● **Exercise**: Produce an exact copy of all the data below, dropping every image.

(Data records)
"""

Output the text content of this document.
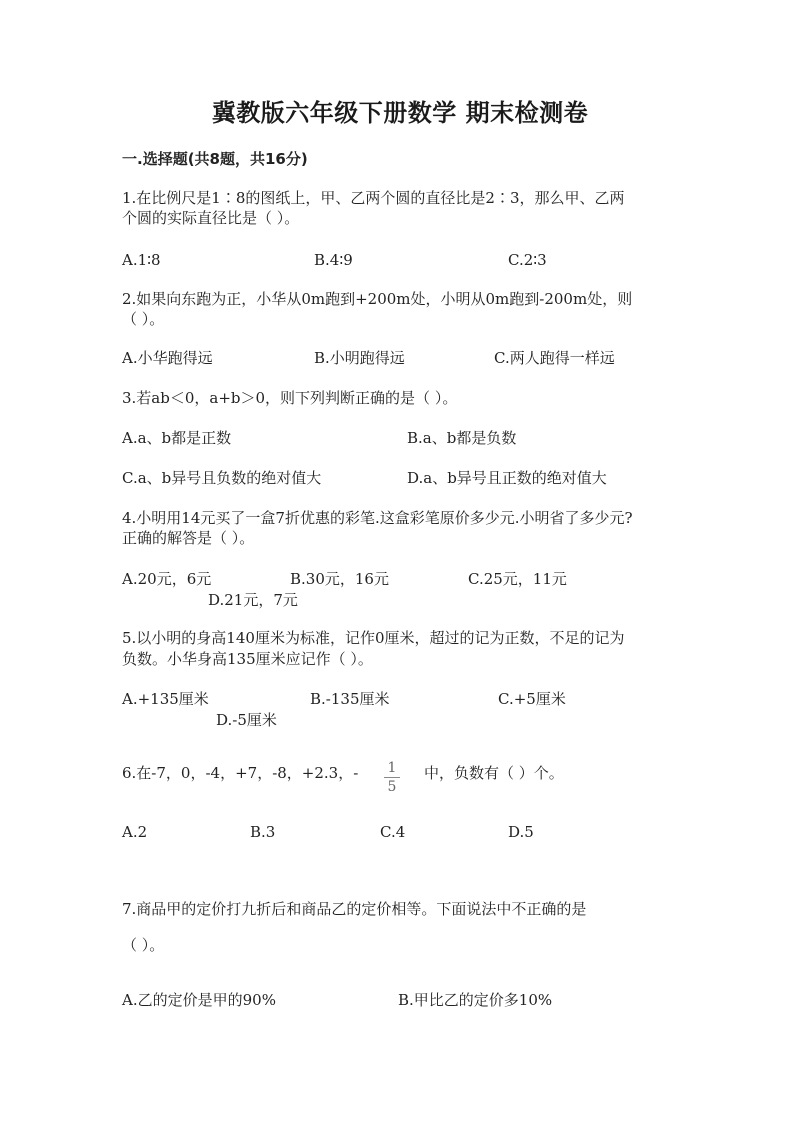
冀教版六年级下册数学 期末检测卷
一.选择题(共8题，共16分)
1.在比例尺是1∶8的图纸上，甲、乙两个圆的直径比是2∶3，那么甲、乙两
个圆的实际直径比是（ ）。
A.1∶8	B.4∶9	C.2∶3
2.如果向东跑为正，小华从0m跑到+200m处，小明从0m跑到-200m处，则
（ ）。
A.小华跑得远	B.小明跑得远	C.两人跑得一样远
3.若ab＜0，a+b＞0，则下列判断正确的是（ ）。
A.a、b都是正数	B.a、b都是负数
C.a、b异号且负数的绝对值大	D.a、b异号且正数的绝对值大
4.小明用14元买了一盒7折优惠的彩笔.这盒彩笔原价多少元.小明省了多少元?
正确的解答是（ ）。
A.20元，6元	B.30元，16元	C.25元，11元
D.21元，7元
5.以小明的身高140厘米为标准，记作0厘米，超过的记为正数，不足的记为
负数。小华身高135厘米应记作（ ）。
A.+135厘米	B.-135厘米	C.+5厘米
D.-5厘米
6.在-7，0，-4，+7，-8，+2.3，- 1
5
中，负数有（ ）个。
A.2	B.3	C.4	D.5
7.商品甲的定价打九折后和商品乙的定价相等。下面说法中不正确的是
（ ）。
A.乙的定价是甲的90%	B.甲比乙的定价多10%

"""

● **Solution for this problem**:
Output the text content of this document.
冀教版六年级下册数学 期末检测卷
一.选择题(共8题，共16分)
1.在比例尺是1∶8的图纸上，甲、乙两个圆的直径比是2∶3，那么甲、乙两
个圆的实际直径比是（ ）。
A.1∶8	B.4∶9	C.2∶3
2.如果向东跑为正，小华从0m跑到+200m处，小明从0m跑到-200m处，则
（ ）。
A.小华跑得远	B.小明跑得远	C.两人跑得一样远
3.若ab＜0，a+b＞0，则下列判断正确的是（ ）。
A.a、b都是正数	B.a、b都是负数
C.a、b异号且负数的绝对值大	D.a、b异号且正数的绝对值大
4.小明用14元买了一盒7折优惠的彩笔.这盒彩笔原价多少元.小明省了多少元?
正确的解答是（ ）。
A.20元，6元	B.30元，16元	C.25元，11元
D.21元，7元
5.以小明的身高140厘米为标准，记作0厘米，超过的记为正数，不足的记为
负数。小华身高135厘米应记作（ ）。
A.+135厘米	B.-135厘米	C.+5厘米
D.-5厘米
6.在-7，0，-4，+7，-8，+2.3，- 1
5
中，负数有（ ）个。
A.2	B.3	C.4	D.5
7.商品甲的定价打九折后和商品乙的定价相等。下面说法中不正确的是
（ ）。
A.乙的定价是甲的90%	B.甲比乙的定价多10%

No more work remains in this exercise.